Short problem: Your task is to output the entries below word for word.

[Records about charts and figures]
-=-=-=-=-

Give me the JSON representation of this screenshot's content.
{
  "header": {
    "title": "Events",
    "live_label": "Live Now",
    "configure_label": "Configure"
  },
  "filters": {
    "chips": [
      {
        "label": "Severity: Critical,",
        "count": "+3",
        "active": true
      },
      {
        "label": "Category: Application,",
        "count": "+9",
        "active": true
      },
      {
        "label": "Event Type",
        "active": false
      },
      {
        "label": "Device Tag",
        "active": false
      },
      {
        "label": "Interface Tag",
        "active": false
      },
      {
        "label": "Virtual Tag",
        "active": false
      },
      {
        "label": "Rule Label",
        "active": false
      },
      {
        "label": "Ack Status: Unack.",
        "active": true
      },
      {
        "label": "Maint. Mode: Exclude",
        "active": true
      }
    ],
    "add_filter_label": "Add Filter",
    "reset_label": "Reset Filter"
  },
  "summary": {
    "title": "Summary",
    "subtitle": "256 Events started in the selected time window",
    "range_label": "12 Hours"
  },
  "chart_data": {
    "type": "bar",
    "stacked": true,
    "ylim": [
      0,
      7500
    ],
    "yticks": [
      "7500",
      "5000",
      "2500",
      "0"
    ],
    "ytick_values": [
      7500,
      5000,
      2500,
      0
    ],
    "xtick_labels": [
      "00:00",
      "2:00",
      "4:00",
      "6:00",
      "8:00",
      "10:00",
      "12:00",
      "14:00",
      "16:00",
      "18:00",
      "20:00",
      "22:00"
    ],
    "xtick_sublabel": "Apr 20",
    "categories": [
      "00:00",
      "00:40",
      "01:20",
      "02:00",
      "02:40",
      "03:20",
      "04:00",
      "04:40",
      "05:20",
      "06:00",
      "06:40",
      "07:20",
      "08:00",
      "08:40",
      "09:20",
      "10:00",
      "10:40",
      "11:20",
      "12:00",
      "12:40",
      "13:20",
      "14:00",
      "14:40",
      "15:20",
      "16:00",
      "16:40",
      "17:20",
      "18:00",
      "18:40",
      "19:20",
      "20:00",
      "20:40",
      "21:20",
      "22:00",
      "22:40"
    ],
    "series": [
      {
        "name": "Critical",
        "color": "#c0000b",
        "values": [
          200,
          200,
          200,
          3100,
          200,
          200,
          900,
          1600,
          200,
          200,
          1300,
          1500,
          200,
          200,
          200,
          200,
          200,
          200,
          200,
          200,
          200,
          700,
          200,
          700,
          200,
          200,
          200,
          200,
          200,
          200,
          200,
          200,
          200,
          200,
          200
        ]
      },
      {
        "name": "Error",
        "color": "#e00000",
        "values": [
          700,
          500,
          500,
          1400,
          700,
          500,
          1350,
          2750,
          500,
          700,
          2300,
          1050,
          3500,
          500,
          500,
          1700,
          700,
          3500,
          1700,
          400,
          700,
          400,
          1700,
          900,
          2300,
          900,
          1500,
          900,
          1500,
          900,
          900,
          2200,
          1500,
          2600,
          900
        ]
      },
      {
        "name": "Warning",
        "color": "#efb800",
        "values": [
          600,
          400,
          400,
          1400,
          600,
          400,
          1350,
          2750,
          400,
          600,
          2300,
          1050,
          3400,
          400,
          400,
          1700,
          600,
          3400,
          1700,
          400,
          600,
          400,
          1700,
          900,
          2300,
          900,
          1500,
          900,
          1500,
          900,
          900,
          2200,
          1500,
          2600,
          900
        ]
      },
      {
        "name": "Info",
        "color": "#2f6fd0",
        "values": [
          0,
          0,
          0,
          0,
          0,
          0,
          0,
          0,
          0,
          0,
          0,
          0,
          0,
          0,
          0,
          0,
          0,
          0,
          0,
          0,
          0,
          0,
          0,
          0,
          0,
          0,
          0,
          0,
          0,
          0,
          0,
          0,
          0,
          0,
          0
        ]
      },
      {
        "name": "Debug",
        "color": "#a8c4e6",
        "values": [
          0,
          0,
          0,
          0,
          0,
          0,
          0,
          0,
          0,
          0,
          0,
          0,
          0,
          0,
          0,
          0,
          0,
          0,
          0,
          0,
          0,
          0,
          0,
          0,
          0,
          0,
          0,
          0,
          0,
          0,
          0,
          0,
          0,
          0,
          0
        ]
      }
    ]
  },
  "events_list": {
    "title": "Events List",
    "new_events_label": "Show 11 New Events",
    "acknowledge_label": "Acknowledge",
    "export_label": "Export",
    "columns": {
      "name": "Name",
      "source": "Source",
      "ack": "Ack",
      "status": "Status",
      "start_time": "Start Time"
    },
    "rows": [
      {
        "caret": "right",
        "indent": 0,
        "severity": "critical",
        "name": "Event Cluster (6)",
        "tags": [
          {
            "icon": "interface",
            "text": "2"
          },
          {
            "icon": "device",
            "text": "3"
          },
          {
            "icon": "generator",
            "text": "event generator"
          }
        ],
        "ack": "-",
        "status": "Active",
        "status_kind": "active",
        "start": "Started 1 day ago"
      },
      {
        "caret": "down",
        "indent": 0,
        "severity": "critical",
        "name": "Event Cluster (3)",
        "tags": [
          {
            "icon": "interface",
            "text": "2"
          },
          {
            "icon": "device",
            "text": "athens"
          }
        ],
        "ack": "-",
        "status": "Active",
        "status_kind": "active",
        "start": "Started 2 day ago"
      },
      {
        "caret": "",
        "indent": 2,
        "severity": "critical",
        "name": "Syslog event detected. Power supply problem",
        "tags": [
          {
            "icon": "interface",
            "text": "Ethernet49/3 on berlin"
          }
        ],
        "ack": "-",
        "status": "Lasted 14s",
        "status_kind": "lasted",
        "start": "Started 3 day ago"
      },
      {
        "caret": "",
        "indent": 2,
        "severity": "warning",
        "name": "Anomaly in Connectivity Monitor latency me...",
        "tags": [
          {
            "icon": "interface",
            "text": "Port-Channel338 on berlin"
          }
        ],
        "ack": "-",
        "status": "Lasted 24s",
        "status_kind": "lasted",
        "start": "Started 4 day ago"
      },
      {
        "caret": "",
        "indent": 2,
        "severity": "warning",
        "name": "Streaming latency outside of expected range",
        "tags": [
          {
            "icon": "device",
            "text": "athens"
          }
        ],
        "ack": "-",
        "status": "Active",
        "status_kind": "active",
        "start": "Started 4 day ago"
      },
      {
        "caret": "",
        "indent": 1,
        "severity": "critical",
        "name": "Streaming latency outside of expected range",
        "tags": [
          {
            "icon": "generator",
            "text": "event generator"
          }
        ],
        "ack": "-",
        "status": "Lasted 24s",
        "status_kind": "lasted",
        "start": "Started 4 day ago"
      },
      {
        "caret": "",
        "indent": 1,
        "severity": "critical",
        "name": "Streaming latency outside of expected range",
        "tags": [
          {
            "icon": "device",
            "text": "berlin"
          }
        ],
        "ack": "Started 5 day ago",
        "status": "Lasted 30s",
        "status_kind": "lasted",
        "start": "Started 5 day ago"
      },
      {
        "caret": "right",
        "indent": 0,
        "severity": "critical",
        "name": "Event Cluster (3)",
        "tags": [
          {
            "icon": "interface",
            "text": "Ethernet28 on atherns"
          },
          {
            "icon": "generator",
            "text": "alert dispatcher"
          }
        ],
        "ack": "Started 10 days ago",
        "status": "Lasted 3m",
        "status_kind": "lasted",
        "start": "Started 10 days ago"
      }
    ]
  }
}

-=-=-=-=-

Finished answer:
Give me the JSON representation of this screenshot's content.
{
  "header": {
    "title": "Events",
    "live_label": "Live Now",
    "configure_label": "Configure"
  },
  "filters": {
    "chips": [
      {
        "label": "Severity: Critical,",
        "count": "+3",
        "active": true
      },
      {
        "label": "Category: Application,",
        "count": "+9",
        "active": true
      },
      {
        "label": "Event Type",
        "active": false
      },
      {
        "label": "Device Tag",
        "active": false
      },
      {
        "label": "Interface Tag",
        "active": false
      },
      {
        "label": "Virtual Tag",
        "active": false
      },
      {
        "label": "Rule Label",
        "active": false
      },
      {
        "label": "Ack Status: Unack.",
        "active": true
      },
      {
        "label": "Maint. Mode: Exclude",
        "active": true
      }
    ],
    "add_filter_label": "Add Filter",
    "reset_label": "Reset Filter"
  },
  "summary": {
    "title": "Summary",
    "subtitle": "256 Events started in the selected time window",
    "range_label": "12 Hours"
  },
  "chart_data": {
    "type": "bar",
    "stacked": true,
    "ylim": [
      0,
      7500
    ],
    "yticks": [
      "7500",
      "5000",
      "2500",
      "0"
    ],
    "ytick_values": [
      7500,
      5000,
      2500,
      0
    ],
    "xtick_labels": [
      "00:00",
      "2:00",
      "4:00",
      "6:00",
      "8:00",
      "10:00",
      "12:00",
      "14:00",
      "16:00",
      "18:00",
      "20:00",
      "22:00"
    ],
    "xtick_sublabel": "Apr 20",
    "categories": [
      "00:00",
      "00:40",
      "01:20",
      "02:00",
      "02:40",
      "03:20",
      "04:00",
      "04:40",
      "05:20",
      "06:00",
      "06:40",
      "07:20",
      "08:00",
      "08:40",
      "09:20",
      "10:00",
      "10:40",
      "11:20",
      "12:00",
      "12:40",
      "13:20",
      "14:00",
      "14:40",
      "15:20",
      "16:00",
      "16:40",
      "17:20",
      "18:00",
      "18:40",
      "19:20",
      "20:00",
      "20:40",
      "21:20",
      "22:00",
      "22:40"
    ],
    "series": [
      {
        "name": "Critical",
        "color": "#c0000b",
        "values": [
          200,
          200,
          200,
          3100,
          200,
          200,
          900,
          1600,
          200,
          200,
          1300,
          1500,
          200,
          200,
          200,
          200,
          200,
          200,
          200,
          200,
          200,
          700,
          200,
          700,
          200,
          200,
          200,
          200,
          200,
          200,
          200,
          200,
          200,
          200,
          200
        ]
      },
      {
        "name": "Error",
        "color": "#e00000",
        "values": [
          700,
          500,
          500,
          1400,
          700,
          500,
          1350,
          2750,
          500,
          700,
          2300,
          1050,
          3500,
          500,
          500,
          1700,
          700,
          3500,
          1700,
          400,
          700,
          400,
          1700,
          900,
          2300,
          900,
          1500,
          900,
          1500,
          900,
          900,
          2200,
          1500,
          2600,
          900
        ]
      },
      {
        "name": "Warning",
        "color": "#efb800",
        "values": [
          600,
          400,
          400,
          1400,
          600,
          400,
          1350,
          2750,
          400,
          600,
          2300,
          1050,
          3400,
          400,
          400,
          1700,
          600,
          3400,
          1700,
          400,
          600,
          400,
          1700,
          900,
          2300,
          900,
          1500,
          900,
          1500,
          900,
          900,
          2200,
          1500,
          2600,
          900
        ]
      },
      {
        "name": "Info",
        "color": "#2f6fd0",
        "values": [
          0,
          0,
          0,
          0,
          0,
          0,
          0,
          0,
          0,
          0,
          0,
          0,
          0,
          0,
          0,
          0,
          0,
          0,
          0,
          0,
          0,
          0,
          0,
          0,
          0,
          0,
          0,
          0,
          0,
          0,
          0,
          0,
          0,
          0,
          0
        ]
      },
      {
        "name": "Debug",
        "color": "#a8c4e6",
        "values": [
          0,
          0,
          0,
          0,
          0,
          0,
          0,
          0,
          0,
          0,
          0,
          0,
          0,
          0,
          0,
          0,
          0,
          0,
          0,
          0,
          0,
          0,
          0,
          0,
          0,
          0,
          0,
          0,
          0,
          0,
          0,
          0,
          0,
          0,
          0
        ]
      }
    ]
  },
  "events_list": {
    "title": "Events List",
    "new_events_label": "Show 11 New Events",
    "acknowledge_label": "Acknowledge",
    "export_label": "Export",
    "columns": {
      "name": "Name",
      "source": "Source",
      "ack": "Ack",
      "status": "Status",
      "start_time": "Start Time"
    },
    "rows": [
      {
        "caret": "right",
        "indent": 0,
        "severity": "critical",
        "name": "Event Cluster (6)",
        "tags": [
          {
            "icon": "interface",
            "text": "2"
          },
          {
            "icon": "device",
            "text": "3"
          },
          {
            "icon": "generator",
            "text": "event generator"
          }
        ],
        "ack": "-",
        "status": "Active",
        "status_kind": "active",
        "start": "Started 1 day ago"
      },
      {
        "caret": "down",
        "indent": 0,
        "severity": "critical",
        "name": "Event Cluster (3)",
        "tags": [
          {
            "icon": "interface",
            "text": "2"
          },
          {
            "icon": "device",
            "text": "athens"
          }
        ],
        "ack": "-",
        "status": "Active",
        "status_kind": "active",
        "start": "Started 2 day ago"
      },
      {
        "caret": "",
        "indent": 2,
        "severity": "critical",
        "name": "Syslog event detected. Power supply problem",
        "tags": [
          {
            "icon": "interface",
            "text": "Ethernet49/3 on berlin"
          }
        ],
        "ack": "-",
        "status": "Lasted 14s",
        "status_kind": "lasted",
        "start": "Started 3 day ago"
      },
      {
        "caret": "",
        "indent": 2,
        "severity": "warning",
        "name": "Anomaly in Connectivity Monitor latency me...",
        "tags": [
          {
            "icon": "interface",
            "text": "Port-Channel338 on berlin"
          }
        ],
        "ack": "-",
        "status": "Lasted 24s",
        "status_kind": "lasted",
        "start": "Started 4 day ago"
      },
      {
        "caret": "",
        "indent": 2,
        "severity": "warning",
        "name": "Streaming latency outside of expected range",
        "tags": [
          {
            "icon": "device",
            "text": "athens"
          }
        ],
        "ack": "-",
        "status": "Active",
        "status_kind": "active",
        "start": "Started 4 day ago"
      },
      {
        "caret": "",
        "indent": 1,
        "severity": "critical",
        "name": "Streaming latency outside of expected range",
        "tags": [
          {
            "icon": "generator",
            "text": "event generator"
          }
        ],
        "ack": "-",
        "status": "Lasted 24s",
        "status_kind": "lasted",
        "start": "Started 4 day ago"
      },
      {
        "caret": "",
        "indent": 1,
        "severity": "critical",
        "name": "Streaming latency outside of expected range",
        "tags": [
          {
            "icon": "device",
            "text": "berlin"
          }
        ],
        "ack": "Started 5 day ago",
        "status": "Lasted 30s",
        "status_kind": "lasted",
        "start": "Started 5 day ago"
      },
      {
        "caret": "right",
        "indent": 0,
        "severity": "critical",
        "name": "Event Cluster (3)",
        "tags": [
          {
            "icon": "interface",
            "text": "Ethernet28 on atherns"
          },
          {
            "icon": "generator",
            "text": "alert dispatcher"
          }
        ],
        "ack": "Started 10 days ago",
        "status": "Lasted 3m",
        "status_kind": "lasted",
        "start": "Started 10 days ago"
      }
    ]
  }
}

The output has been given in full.